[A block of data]
-=-=-=-=-

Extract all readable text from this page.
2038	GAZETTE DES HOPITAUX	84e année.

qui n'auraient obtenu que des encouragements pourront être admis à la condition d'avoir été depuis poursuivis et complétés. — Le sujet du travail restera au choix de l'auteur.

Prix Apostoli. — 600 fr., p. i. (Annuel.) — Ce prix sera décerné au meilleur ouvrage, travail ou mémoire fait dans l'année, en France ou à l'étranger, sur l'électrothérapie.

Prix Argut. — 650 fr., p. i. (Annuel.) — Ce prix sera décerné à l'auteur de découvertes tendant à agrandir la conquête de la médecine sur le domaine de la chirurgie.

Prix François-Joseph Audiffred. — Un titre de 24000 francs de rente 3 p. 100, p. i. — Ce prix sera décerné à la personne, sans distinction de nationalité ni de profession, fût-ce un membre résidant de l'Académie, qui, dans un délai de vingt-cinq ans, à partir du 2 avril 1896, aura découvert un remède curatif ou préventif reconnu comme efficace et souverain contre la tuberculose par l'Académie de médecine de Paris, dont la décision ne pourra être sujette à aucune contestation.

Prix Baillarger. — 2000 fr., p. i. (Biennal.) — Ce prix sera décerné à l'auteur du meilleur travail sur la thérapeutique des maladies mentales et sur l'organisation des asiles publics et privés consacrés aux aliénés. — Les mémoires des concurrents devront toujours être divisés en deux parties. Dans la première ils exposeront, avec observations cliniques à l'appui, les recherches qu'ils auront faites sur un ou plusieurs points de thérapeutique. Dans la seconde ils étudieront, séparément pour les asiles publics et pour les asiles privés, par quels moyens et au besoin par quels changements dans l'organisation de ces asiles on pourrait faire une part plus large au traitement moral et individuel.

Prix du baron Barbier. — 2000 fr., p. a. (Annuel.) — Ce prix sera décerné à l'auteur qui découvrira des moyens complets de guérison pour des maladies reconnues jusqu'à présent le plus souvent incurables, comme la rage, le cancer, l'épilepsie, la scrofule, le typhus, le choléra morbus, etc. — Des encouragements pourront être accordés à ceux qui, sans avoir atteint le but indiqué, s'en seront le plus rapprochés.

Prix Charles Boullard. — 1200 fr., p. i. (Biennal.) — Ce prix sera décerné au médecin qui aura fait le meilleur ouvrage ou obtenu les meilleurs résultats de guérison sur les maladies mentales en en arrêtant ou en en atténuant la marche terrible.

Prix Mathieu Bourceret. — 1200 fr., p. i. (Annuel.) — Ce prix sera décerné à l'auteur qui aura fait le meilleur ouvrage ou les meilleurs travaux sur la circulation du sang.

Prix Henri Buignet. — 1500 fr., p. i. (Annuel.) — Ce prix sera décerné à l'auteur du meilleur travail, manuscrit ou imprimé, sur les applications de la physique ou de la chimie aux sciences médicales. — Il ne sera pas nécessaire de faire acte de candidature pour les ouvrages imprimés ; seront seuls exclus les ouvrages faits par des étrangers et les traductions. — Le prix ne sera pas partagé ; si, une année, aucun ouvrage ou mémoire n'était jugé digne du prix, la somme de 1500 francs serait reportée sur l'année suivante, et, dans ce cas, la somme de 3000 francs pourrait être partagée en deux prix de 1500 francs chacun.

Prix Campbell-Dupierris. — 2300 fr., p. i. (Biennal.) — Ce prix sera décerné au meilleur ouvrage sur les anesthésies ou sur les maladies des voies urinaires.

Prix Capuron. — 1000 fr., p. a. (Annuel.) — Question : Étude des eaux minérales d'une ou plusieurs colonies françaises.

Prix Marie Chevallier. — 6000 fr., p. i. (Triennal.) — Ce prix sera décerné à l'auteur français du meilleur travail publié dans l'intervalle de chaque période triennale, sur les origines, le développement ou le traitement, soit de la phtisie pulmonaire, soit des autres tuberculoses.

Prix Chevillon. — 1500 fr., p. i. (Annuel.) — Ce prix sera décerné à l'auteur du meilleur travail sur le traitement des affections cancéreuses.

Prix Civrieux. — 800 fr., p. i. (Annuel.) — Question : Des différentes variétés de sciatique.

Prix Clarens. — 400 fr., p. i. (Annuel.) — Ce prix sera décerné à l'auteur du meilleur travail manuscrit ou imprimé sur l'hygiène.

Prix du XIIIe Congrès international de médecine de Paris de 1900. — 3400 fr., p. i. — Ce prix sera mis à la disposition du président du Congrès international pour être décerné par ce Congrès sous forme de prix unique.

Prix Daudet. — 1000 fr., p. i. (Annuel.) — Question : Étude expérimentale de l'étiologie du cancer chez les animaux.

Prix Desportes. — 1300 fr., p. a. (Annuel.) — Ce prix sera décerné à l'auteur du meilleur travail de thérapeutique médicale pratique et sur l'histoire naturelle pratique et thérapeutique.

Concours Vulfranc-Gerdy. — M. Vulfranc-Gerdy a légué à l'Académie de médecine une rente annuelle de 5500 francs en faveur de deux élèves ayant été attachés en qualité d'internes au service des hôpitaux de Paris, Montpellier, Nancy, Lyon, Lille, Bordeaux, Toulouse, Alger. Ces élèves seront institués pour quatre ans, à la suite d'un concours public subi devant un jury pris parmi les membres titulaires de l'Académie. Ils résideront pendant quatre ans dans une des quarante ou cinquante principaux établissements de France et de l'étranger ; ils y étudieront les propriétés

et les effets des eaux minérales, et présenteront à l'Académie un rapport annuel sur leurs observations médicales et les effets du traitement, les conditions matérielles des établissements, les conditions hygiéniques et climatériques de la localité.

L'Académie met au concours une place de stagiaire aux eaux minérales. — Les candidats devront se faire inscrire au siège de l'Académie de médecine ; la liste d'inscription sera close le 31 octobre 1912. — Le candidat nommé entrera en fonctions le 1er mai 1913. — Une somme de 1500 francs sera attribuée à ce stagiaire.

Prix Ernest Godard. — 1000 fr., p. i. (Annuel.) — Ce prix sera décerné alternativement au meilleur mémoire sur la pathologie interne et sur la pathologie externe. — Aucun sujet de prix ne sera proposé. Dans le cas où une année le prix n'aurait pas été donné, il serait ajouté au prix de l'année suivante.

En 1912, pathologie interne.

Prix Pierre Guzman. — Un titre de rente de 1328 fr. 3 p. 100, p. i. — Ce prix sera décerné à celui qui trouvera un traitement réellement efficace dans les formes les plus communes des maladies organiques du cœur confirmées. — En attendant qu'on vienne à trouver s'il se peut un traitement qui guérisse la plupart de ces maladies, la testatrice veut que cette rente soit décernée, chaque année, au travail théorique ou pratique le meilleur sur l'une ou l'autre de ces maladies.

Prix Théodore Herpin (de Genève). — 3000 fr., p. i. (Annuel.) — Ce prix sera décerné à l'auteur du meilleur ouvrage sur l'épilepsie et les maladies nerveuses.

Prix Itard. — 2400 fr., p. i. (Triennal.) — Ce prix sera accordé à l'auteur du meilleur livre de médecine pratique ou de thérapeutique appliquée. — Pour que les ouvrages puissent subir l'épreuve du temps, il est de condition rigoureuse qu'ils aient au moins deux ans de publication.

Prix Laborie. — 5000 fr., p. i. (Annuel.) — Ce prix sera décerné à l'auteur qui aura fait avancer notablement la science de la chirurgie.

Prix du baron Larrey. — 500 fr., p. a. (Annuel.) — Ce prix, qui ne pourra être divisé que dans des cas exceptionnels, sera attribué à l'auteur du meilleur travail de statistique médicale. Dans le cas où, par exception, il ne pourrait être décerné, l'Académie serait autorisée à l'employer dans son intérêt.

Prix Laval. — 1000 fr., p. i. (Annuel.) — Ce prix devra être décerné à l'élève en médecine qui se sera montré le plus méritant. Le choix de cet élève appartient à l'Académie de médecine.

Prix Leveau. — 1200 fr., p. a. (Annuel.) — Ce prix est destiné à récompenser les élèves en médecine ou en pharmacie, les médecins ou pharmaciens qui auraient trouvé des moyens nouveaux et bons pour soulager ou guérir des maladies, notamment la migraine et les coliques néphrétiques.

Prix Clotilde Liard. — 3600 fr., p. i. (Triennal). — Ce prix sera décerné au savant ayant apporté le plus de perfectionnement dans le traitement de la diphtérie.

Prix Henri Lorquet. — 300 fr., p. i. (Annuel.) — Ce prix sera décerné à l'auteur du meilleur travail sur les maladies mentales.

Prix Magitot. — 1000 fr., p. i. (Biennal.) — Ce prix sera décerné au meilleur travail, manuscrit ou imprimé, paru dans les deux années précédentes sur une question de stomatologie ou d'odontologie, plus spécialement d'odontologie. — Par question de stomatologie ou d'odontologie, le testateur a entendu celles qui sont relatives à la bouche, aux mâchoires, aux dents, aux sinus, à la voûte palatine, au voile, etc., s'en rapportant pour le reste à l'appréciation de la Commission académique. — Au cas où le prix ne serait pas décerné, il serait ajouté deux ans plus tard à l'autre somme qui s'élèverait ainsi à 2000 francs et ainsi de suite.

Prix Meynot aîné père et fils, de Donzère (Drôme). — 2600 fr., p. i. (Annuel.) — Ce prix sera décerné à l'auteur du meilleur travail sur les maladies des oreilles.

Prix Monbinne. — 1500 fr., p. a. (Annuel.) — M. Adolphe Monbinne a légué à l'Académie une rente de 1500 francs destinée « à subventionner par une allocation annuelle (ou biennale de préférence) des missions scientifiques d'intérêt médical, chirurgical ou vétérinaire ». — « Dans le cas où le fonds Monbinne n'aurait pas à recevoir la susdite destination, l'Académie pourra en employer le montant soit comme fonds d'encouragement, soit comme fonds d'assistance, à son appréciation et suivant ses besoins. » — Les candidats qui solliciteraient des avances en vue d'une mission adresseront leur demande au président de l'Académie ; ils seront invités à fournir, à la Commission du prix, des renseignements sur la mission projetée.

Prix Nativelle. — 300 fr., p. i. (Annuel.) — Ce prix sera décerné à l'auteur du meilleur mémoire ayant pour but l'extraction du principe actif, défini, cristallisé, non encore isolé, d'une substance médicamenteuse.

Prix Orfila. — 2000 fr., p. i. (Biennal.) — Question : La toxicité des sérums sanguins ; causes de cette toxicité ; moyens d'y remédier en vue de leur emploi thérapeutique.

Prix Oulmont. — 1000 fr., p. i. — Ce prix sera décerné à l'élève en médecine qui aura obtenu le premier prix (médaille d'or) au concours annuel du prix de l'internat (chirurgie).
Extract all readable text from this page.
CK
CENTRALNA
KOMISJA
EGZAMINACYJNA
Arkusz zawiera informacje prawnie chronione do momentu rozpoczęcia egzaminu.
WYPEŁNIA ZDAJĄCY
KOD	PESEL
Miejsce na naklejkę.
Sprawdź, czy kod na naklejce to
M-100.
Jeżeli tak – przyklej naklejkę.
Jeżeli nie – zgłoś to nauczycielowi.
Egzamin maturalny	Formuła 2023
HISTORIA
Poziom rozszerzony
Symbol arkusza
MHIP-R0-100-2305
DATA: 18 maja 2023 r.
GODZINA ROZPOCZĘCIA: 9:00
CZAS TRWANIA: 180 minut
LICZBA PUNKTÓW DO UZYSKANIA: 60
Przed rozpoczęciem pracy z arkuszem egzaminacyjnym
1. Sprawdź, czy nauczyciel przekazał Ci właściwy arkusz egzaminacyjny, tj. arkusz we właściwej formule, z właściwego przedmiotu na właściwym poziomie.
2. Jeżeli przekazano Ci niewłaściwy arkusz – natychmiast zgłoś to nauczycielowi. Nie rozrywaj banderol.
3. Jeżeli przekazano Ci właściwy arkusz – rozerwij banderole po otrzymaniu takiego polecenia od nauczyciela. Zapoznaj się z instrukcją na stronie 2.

-=-=-=-=-

**Required task:**
Your task is to pick out every line with the string "zgłoś" and copy it.

**Expected answer:**
Jeżeli nie – zgłoś to nauczycielowi.
2. Jeżeli przekazano Ci niewłaściwy arkusz – natychmiast zgłoś to nauczycielowi. Nie rozrywaj banderol.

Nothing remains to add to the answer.